I have a problem with commit messages where one says we'll be processing 
CSB directly from hard irq, while another says we'll always use the tasklet.

It is very hard to review it like this since I cannot rely on the high 
level narrative for a little bit of help. To help me figure out what is 
needed in this latest incarnation, and what perhaps isn't. And we 
shouldn't really do it like this in general (have inconsistent commit 
messages).

Regards,

Tvrtko
Chris Wilson June 4, 2018, 10:12 a.m. UTC | #4
Quoting Tvrtko Ursulin (2018-06-04 10:25:46)
> 
> On 01/06/2018 15:07, Chris Wilson wrote:
> > Quoting Tvrtko Ursulin (2018-06-01 15:02:38)
> >>
> >> On 31/05/2018 19:51, Chris Wilson wrote:
> >>> In the next patch, we will begin processing the CSB from inside the
> >>> interrupt handler. This means that updating the execlists->port[] will
> >>
> >> The message that we will be processing CSB from irq handler, here and in
> >> following patch 5/11, doesn't seem to be true. So why is this needed?

* [EXERCISE TASKS]
**1)** In the patch review thread, translate this sentence into Spanish: "It is very hard to review it like this since I cannot rely on the high level narrative for a little bit of help."
**2)** Write the next part of the patch review thread, picking up after its last line.

* [PROVIDED MATERIAL]
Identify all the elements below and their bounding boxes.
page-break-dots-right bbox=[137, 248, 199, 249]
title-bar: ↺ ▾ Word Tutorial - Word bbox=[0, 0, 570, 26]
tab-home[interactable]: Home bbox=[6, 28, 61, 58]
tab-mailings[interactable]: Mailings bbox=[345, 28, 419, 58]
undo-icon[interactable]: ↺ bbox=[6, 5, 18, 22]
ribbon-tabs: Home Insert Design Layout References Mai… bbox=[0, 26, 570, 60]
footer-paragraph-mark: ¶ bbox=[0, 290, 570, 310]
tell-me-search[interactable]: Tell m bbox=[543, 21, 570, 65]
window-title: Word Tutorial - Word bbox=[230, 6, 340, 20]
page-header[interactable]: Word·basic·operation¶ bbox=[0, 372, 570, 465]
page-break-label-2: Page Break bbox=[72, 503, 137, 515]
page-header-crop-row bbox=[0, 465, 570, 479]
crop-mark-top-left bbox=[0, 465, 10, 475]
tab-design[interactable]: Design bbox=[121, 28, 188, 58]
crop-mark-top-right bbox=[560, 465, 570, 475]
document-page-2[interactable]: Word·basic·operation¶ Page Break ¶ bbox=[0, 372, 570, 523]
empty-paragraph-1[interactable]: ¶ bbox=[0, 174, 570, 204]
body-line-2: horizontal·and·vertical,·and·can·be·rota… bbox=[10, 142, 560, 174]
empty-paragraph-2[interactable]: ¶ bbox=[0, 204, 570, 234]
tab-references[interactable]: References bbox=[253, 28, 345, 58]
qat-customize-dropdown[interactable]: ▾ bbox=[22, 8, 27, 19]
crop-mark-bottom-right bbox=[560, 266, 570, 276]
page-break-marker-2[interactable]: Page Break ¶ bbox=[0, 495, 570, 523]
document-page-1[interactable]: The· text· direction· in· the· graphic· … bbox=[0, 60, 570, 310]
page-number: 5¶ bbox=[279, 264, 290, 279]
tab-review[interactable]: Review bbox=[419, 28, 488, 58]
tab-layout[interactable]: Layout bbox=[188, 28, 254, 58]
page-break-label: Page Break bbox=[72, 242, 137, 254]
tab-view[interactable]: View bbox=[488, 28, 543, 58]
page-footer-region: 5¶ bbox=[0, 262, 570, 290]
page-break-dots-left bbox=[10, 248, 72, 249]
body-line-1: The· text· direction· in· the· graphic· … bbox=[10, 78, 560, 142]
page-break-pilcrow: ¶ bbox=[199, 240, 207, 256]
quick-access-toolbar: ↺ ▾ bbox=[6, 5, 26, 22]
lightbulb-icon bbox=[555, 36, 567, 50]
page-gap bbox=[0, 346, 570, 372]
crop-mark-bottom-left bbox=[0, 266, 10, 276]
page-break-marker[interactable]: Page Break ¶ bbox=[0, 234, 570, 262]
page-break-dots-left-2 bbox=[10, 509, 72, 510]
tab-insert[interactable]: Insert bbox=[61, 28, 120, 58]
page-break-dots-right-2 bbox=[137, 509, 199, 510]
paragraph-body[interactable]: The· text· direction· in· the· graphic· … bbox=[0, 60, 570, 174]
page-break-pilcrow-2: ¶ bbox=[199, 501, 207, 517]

* [SOLVED TASKS]
**1)** Es muy difícil revisarlo así, ya que no puedo apoyarme en la narrativa de alto nivel para obtener un poco de ayuda.

**2)**
> >> Why not just drop some patches from the series?
> > 
> > It will still be called from irq context; as submit_request is called
> > from irq context. Hence we still require irqsafe variants.
> 
> submit_request is already called from irqoff contexts so I don't get it.

Right, but the patch series pulls the CSB processing into
submit_request as well.
 
> > So yes, while the overall direction of the patchset changed slightly to
> > be less enthusiastic about calling from irq context, such calls were not
> > eliminated.
> 
> I have a problem with commit messages where one says we'll be processing 
> CSB directly from hard irq, while another says we'll always use the tasklet.

It's done inside the tasklet callback; the tasklet callback may be
invoked directly, and that may also happen inside an irq.
-Chris
Tvrtko Ursulin June 4, 2018, 10:58 a.m. UTC | #5
On 04/06/2018 11:12, Chris Wilson wrote:
> Quoting Tvrtko Ursulin (2018-06-04 10:25:46)
>>
>> On 01/06/2018 15:07, Chris Wilson wrote:
>>> Quoting Tvrtko Ursulin (2018-06-01 15:02:38)
>>>>
>>>> On 31/05/2018 19:51, Chris Wilson wrote:
>>>>> In the next patch, we will begin processing the CSB from inside the
>>>>> interrupt handler. This means that updating the execlists->port[] will
>>>>
>>>> The message that we will be processing CSB from irq handler, here and in
>>>> following patch 5/11, doesn't seem to be true. So why is this needed?
>>>> Why not just drop some patches from the series?
>>>
>>> It will still be called from irq context; as submit_request is called
>>> from irq context. Hence we still require irqsafe variants.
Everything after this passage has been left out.